* Challenge
From the listing below, count the lines where the string "name" occurs. Give the number, with no other words.
---*---
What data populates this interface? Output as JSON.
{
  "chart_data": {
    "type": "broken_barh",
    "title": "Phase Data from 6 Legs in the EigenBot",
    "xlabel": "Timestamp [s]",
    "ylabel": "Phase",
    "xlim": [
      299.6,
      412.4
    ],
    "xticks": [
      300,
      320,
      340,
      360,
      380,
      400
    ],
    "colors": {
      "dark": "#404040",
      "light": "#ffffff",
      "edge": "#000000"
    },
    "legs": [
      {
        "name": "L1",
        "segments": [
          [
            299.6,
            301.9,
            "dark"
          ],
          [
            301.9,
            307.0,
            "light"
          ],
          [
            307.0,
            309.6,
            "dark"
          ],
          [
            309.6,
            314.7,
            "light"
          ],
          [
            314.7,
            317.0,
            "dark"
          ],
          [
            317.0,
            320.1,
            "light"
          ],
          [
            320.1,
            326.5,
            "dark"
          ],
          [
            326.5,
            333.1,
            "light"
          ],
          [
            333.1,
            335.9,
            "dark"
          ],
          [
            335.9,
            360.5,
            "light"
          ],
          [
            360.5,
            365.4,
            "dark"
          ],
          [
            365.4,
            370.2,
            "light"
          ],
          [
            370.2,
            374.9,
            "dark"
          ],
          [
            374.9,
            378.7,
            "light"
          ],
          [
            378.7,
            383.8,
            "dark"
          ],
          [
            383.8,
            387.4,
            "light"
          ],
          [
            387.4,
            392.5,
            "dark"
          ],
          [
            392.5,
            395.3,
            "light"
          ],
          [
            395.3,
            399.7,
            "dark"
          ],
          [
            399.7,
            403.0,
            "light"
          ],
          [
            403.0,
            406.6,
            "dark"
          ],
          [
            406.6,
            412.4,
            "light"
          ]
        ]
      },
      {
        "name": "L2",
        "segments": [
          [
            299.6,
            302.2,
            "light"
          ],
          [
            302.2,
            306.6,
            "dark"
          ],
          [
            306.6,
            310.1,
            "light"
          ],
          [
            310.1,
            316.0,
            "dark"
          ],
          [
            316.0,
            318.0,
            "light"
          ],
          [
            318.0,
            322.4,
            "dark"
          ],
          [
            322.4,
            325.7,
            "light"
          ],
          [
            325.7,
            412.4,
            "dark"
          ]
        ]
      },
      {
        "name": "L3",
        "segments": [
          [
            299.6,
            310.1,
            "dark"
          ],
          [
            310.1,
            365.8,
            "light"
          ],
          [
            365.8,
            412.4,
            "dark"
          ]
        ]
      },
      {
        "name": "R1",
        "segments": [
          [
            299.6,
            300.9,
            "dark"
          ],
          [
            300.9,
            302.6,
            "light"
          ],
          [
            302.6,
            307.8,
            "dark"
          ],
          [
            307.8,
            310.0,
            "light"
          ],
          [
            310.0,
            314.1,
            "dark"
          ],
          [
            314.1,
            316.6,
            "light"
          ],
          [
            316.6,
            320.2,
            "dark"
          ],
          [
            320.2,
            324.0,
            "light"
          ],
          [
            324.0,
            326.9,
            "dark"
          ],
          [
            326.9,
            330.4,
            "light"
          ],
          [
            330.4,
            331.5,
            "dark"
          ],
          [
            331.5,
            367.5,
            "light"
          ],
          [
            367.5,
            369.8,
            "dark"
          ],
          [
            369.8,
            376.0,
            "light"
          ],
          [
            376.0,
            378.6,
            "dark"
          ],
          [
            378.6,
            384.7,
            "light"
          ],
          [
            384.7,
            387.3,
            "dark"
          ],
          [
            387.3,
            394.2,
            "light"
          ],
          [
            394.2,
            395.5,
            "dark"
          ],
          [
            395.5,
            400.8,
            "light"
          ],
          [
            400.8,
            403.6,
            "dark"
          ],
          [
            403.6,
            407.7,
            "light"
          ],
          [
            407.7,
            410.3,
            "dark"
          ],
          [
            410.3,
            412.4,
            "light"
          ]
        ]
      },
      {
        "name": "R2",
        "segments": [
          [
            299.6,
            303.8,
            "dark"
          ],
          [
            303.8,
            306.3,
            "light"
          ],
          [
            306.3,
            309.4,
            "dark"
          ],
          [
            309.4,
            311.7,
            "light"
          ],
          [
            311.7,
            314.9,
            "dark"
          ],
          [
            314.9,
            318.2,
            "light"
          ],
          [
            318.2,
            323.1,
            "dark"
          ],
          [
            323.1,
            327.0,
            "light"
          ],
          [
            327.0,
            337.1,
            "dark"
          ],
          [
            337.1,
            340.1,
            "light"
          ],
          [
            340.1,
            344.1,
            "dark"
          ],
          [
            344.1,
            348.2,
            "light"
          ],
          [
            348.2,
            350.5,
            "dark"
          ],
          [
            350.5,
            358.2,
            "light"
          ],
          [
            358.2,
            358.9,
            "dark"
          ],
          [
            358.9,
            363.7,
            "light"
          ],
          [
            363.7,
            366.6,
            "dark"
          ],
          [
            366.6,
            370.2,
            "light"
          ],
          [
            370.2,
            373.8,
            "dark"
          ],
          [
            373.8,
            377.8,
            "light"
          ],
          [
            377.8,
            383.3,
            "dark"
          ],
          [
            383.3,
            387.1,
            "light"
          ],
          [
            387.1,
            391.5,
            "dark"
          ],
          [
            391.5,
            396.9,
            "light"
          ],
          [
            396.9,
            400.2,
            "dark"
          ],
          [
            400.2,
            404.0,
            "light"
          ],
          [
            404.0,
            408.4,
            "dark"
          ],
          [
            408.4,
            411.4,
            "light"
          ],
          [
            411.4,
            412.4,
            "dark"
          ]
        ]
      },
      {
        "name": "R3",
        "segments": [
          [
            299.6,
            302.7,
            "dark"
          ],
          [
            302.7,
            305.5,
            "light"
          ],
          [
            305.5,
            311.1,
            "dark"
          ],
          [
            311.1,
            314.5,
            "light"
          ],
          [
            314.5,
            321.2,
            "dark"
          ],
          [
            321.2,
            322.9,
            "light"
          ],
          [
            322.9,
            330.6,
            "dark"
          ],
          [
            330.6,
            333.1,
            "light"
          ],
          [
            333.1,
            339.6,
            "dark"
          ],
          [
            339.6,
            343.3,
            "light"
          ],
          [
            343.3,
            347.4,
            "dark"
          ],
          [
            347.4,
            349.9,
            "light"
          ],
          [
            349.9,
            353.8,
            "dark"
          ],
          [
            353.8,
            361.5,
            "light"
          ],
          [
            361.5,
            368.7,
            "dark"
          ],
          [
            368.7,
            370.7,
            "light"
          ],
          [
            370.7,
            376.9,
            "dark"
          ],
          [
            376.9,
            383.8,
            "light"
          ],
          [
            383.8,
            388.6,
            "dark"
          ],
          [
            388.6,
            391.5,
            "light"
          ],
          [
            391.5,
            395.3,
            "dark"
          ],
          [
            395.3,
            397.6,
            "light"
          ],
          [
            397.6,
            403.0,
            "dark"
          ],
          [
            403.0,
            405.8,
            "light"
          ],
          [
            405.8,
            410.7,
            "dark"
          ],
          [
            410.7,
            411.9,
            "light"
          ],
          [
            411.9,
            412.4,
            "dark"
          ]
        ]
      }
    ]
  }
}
---*---
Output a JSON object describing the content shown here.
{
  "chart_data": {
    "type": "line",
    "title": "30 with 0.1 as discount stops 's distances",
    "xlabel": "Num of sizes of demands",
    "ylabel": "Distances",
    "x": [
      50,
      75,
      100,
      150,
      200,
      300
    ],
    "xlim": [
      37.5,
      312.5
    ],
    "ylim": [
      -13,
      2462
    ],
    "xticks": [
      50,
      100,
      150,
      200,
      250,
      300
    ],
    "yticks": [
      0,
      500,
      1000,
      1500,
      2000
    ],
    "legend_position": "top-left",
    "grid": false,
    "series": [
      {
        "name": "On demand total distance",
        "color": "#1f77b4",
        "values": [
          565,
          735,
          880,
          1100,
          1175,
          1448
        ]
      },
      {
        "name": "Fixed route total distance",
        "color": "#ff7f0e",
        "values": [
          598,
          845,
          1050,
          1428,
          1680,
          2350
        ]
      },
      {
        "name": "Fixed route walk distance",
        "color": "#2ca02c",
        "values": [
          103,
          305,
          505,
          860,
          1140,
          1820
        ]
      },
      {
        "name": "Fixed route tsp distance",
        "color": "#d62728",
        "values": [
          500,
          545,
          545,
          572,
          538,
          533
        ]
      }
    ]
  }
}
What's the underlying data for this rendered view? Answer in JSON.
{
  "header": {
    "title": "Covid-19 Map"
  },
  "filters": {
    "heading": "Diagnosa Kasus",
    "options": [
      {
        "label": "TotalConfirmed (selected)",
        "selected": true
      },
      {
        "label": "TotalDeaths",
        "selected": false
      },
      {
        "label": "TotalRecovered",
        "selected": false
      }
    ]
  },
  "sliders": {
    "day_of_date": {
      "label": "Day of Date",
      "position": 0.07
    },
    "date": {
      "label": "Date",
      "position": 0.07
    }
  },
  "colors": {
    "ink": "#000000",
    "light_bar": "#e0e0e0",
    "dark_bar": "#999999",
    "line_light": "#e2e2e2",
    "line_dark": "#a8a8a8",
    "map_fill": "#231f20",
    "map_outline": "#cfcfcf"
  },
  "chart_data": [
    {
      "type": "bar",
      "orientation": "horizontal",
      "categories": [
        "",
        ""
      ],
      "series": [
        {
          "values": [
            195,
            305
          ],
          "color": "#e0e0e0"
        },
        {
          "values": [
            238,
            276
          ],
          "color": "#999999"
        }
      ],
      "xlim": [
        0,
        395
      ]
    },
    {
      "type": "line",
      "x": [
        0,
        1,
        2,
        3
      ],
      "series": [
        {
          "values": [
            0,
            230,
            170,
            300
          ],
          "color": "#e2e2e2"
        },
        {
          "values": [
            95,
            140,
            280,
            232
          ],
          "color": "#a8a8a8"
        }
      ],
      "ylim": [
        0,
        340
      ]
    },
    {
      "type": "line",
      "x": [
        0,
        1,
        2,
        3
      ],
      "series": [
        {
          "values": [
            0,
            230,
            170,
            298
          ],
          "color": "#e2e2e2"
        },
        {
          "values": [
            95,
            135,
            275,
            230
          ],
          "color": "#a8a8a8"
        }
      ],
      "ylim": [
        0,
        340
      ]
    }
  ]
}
---*---
* Full response
10